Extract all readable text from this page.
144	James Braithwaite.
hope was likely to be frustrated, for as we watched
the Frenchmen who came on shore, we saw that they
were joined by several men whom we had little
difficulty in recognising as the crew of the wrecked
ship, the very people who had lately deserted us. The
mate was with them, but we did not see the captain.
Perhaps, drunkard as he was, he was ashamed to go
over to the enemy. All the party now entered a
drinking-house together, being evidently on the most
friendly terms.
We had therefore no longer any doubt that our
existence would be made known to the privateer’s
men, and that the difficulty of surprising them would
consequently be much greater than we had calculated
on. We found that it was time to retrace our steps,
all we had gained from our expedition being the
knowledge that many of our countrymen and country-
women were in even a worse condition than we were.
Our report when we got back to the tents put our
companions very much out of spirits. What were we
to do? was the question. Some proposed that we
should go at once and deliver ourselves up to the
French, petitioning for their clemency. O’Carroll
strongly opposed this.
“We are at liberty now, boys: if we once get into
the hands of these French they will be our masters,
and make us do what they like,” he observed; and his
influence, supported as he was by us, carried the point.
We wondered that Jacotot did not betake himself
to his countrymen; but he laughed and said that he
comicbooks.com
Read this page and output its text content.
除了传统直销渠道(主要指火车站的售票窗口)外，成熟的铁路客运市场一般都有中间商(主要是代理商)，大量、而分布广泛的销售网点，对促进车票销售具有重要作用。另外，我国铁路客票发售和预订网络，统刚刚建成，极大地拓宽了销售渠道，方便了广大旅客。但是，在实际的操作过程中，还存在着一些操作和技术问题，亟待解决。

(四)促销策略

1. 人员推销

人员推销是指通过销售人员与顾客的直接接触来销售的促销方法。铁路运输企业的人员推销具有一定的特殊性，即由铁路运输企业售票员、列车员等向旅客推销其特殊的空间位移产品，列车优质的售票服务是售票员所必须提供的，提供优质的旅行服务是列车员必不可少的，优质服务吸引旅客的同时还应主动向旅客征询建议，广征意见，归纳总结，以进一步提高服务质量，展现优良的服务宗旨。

■ ■ ■ ■ ■

TASK REQUIREMENTS
Search the data for "that" and list every line in which it occurs.

EXERCISE SOLUTION
the Frenchmen who came on shore, we saw that they
We had therefore no longer any doubt that our
men, and that the difficulty of surprising them would
on. We found that it was time to retrace our steps,
knowledge that many of our countrymen and country-
to do? was the question. Some proposed that we
We wondered that Jacotot did not betake himself
to his countrymen; but he laughed and said that he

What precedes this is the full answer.